Start

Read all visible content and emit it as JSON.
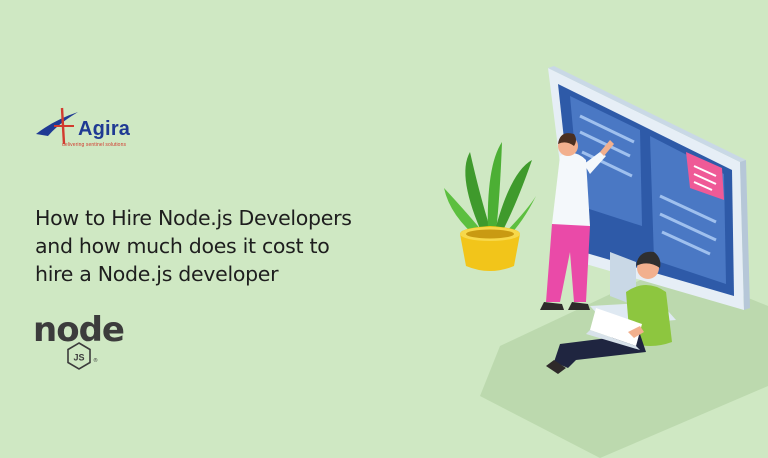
{
  "brand": {
    "name": "Agira",
    "tagline": "delivering sentinel solutions",
    "colors": {
      "primary": "#1f3a93",
      "accent": "#d23a2e"
    }
  },
  "headline": {
    "line1": "How to Hire Node.js Developers",
    "line2": "and how much does it cost to",
    "line3": "hire a Node.js developer"
  },
  "node_logo": {
    "word": "node",
    "badge": "JS",
    "trademark": "®",
    "color": "#3c3c3c"
  },
  "illustration": {
    "icons": [
      "monitor-icon",
      "plant-icon",
      "laptop-icon"
    ],
    "colors": {
      "background": "#cfe8c3",
      "monitor_frame": "#dfe9f2",
      "screen": "#2e5aa8",
      "note": "#ef5a97",
      "pot": "#f2c51a",
      "plant": "#3f9a2c"
    }
  }
}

End

» STATED PROBLEM
Using the material above, return every line exactly as it appears, minus the pictures.

» EXERCISE RESPONSE
Read all visible content and emit it as JSON.
{
  "brand": {
    "name": "Agira",
    "tagline": "delivering sentinel solutions",
    "colors": {
      "primary": "#1f3a93",
      "accent": "#d23a2e"
    }
  },
  "headline": {
    "line1": "How to Hire Node.js Developers",
    "line2": "and how much does it cost to",
    "line3": "hire a Node.js developer"
  },
  "node_logo": {
    "word": "node",
    "badge": "JS",
    "trademark": "®",
    "color": "#3c3c3c"
  },
  "illustration": {
    "icons": [
      "monitor-icon",
      "plant-icon",
      "laptop-icon"
    ],
    "colors": {
      "background": "#cfe8c3",
      "monitor_frame": "#dfe9f2",
      "screen": "#2e5aa8",
      "note": "#ef5a97",
      "pot": "#f2c51a",
      "plant": "#3f9a2c"
    }
  }
}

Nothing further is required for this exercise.